** What this task involves **
Count how many lines hold the string "Portal". Answer with that number and nothing more.

(Collection entries)
^^^^

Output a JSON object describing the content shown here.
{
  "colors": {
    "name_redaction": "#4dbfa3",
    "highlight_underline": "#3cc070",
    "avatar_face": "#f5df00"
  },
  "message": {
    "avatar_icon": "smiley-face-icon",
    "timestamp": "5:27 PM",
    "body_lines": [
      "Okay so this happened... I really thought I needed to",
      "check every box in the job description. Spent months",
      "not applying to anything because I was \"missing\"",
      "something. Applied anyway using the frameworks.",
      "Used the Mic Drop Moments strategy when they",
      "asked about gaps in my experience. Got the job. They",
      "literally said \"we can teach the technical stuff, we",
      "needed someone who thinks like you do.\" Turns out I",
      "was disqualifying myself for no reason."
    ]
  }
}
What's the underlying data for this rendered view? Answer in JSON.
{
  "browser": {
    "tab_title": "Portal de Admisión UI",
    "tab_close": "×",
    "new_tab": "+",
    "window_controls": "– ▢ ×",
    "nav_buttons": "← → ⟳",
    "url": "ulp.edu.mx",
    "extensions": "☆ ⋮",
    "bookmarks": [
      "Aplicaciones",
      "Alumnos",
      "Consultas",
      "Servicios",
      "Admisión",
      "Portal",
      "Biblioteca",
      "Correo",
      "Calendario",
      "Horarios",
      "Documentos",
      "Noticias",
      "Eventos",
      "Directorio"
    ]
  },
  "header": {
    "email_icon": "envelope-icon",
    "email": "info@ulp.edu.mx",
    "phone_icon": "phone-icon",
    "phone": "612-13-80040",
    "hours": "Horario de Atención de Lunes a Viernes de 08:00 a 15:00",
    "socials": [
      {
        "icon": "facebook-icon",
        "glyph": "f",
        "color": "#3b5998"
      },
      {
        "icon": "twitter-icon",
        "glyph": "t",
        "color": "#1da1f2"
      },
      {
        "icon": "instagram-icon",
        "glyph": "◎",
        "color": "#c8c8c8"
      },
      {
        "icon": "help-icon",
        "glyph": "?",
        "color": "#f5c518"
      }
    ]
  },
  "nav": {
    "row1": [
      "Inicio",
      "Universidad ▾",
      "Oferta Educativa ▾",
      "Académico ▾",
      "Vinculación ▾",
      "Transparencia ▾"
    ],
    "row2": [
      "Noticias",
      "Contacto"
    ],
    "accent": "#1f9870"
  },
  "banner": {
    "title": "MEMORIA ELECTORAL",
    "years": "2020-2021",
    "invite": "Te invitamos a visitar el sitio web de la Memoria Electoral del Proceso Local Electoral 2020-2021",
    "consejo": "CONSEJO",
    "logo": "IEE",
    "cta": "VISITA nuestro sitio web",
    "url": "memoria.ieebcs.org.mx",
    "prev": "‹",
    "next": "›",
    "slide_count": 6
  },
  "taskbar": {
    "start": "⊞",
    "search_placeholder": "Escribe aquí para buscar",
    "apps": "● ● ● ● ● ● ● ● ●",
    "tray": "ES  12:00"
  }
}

^^^^

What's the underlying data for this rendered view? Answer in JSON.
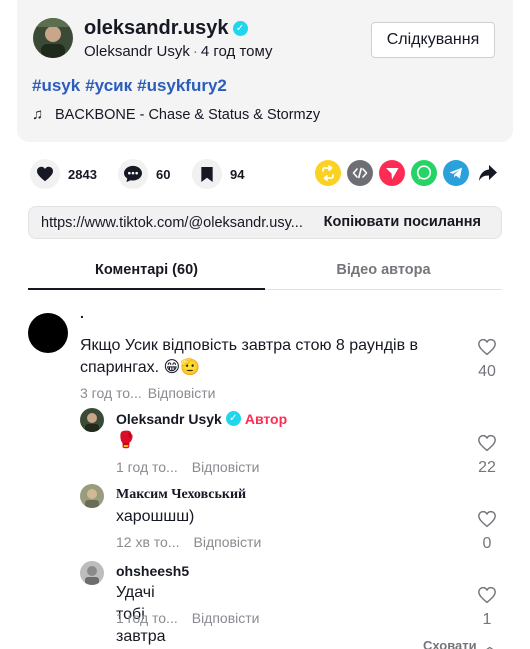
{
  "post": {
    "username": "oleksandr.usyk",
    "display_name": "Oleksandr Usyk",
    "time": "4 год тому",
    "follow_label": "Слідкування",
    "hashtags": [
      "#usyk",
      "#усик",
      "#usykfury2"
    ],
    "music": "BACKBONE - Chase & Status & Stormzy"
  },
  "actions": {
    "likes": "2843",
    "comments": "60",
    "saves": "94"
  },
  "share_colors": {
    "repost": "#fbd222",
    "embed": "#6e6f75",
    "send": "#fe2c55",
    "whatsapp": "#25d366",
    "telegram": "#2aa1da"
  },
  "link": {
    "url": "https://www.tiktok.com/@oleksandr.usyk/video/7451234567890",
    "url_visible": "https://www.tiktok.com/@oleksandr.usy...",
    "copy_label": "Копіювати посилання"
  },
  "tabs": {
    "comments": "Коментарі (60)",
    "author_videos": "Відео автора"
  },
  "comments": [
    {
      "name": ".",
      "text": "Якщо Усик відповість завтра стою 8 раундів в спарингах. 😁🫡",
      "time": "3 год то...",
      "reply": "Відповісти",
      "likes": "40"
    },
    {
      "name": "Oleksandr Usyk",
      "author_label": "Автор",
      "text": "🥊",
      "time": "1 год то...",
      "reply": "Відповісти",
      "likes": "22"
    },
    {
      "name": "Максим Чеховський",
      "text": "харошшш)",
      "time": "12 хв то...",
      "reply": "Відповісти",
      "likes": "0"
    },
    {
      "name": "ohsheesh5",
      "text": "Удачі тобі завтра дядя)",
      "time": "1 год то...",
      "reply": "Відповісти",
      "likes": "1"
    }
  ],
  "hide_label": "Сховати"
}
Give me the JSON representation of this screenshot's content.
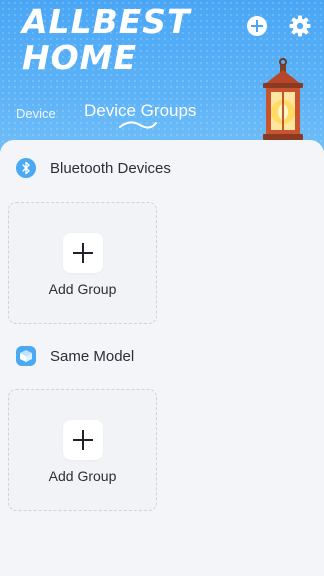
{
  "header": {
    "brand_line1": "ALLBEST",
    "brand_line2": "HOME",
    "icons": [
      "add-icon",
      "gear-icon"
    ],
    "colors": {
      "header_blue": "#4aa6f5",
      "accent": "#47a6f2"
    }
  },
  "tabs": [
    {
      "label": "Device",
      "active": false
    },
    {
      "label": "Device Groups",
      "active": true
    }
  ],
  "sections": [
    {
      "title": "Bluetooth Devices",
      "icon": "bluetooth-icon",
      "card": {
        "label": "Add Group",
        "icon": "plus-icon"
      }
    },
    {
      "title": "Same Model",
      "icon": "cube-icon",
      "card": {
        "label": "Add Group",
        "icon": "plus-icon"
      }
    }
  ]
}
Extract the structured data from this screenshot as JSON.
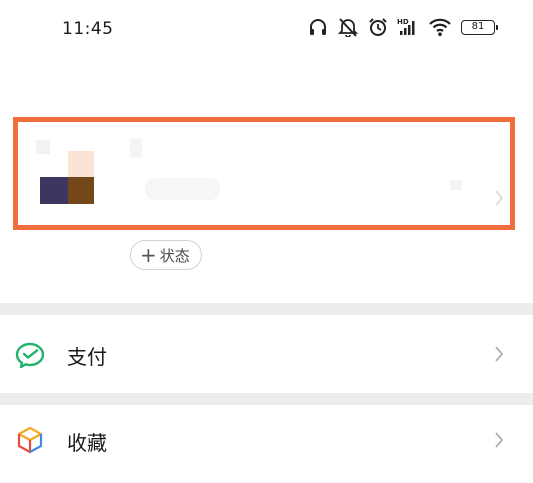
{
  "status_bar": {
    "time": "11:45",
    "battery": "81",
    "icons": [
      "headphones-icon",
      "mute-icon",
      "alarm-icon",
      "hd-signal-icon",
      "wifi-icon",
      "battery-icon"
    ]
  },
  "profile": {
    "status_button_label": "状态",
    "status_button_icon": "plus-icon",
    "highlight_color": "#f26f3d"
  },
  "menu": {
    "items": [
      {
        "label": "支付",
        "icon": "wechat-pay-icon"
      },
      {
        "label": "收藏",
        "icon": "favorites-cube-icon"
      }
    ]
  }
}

^^^^

** Finished answer **
2